• _PROBLEM STATEMENT_: From the material below, list every line containing "screenshot".

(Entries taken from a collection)
○ ○ ○

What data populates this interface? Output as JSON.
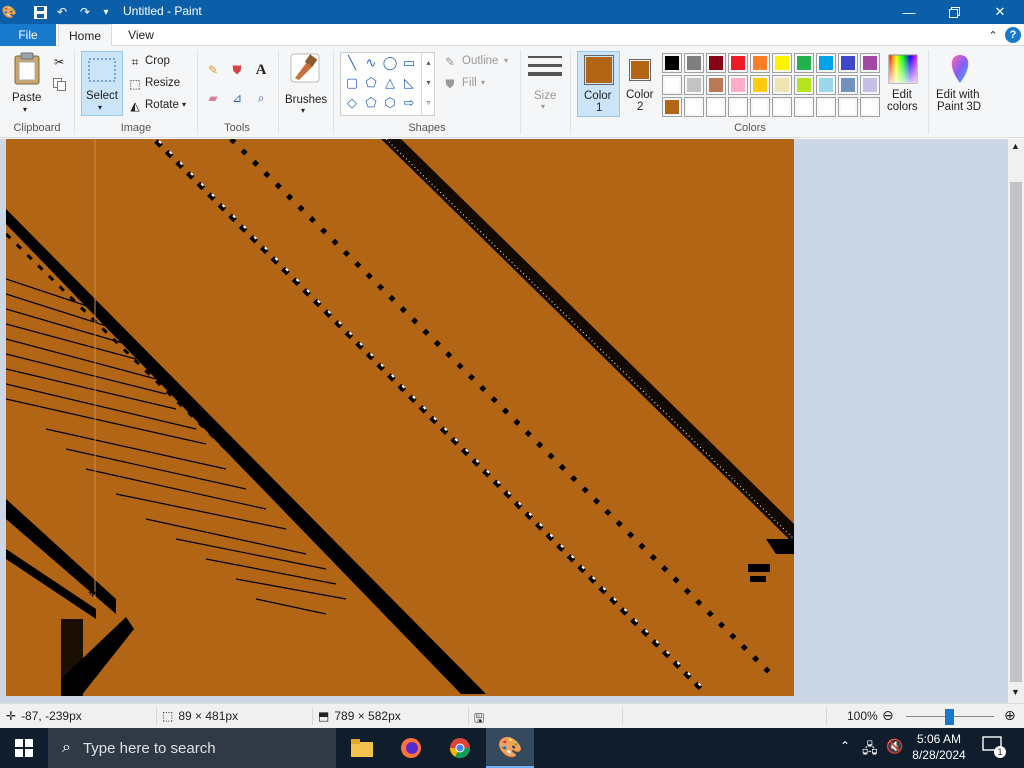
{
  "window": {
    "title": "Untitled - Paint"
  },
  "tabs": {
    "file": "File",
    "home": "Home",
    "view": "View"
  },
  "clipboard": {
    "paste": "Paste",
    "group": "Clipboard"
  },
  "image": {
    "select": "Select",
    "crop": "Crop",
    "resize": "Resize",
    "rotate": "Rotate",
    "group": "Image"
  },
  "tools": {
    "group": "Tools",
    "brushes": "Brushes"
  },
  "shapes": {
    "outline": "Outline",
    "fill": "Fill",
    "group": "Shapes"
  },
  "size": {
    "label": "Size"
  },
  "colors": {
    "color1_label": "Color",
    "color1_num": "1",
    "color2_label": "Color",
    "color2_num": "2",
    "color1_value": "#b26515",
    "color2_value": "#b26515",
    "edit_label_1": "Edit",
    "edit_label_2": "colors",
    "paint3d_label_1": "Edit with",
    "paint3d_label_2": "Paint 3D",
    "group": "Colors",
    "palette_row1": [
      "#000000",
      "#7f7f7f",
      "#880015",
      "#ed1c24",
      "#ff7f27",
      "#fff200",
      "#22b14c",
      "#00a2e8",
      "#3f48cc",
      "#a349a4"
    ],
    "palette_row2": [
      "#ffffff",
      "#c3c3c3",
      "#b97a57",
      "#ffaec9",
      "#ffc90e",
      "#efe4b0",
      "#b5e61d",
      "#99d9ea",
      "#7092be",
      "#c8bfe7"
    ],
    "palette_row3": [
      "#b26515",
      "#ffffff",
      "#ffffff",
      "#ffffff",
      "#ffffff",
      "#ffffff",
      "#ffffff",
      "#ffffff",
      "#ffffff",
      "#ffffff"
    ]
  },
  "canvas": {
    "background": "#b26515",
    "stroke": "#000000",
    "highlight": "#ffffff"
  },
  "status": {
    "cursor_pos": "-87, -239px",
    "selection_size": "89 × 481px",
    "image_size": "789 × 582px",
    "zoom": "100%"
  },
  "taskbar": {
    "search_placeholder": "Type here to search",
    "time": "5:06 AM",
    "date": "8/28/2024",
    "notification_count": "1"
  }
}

○ ○ ○

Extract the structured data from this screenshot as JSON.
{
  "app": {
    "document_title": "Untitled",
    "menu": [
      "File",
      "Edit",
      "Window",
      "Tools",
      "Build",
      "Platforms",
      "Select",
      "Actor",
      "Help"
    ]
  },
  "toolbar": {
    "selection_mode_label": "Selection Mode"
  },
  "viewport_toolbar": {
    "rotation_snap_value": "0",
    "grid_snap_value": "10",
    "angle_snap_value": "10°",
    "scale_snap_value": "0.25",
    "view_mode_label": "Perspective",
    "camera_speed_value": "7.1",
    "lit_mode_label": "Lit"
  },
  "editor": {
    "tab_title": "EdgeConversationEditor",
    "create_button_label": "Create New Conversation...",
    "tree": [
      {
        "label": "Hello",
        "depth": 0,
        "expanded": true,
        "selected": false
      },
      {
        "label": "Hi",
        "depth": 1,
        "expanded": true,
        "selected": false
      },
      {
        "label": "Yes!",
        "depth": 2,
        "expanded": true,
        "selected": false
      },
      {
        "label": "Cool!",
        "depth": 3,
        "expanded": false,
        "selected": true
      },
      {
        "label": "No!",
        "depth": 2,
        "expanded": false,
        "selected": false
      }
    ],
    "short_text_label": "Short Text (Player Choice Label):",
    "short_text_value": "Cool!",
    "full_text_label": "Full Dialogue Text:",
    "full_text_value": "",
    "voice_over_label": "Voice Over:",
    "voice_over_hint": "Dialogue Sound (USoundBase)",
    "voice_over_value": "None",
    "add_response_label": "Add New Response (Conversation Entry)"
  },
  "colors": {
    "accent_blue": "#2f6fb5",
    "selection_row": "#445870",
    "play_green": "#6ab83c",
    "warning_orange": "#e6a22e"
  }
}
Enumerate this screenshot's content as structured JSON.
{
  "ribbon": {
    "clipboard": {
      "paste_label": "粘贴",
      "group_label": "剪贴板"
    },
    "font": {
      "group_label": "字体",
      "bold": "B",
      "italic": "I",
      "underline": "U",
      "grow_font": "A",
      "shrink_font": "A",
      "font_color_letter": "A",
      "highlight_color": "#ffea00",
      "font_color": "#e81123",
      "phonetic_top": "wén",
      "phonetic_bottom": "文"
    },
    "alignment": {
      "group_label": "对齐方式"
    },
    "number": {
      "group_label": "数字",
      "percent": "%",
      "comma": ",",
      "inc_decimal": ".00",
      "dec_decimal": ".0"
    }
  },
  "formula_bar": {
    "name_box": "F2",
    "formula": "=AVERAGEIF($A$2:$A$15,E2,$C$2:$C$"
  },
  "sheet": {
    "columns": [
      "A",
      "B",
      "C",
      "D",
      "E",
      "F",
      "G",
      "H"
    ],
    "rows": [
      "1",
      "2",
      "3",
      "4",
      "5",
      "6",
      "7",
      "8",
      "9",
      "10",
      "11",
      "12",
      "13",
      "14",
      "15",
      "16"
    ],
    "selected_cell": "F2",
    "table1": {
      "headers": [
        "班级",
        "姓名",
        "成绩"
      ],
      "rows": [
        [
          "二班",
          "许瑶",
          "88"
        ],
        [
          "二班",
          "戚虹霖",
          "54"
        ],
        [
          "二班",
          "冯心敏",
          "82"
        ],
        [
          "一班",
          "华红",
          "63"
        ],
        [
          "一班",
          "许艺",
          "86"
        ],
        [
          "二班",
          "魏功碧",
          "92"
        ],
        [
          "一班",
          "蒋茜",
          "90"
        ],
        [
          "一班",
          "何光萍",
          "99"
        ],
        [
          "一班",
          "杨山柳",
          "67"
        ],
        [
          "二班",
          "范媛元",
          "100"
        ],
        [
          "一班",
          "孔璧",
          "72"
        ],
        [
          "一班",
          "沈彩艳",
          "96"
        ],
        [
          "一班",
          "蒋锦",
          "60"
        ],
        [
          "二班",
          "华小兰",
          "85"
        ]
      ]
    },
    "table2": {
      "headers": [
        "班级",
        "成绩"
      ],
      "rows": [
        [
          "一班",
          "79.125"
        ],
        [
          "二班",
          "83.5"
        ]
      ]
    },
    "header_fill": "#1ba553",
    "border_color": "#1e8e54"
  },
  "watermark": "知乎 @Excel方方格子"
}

○ ○ ○

• _EXPECTED ANSWER_:
Extract the structured data from this screenshot as JSON.
Enumerate this screenshot's content as structured JSON.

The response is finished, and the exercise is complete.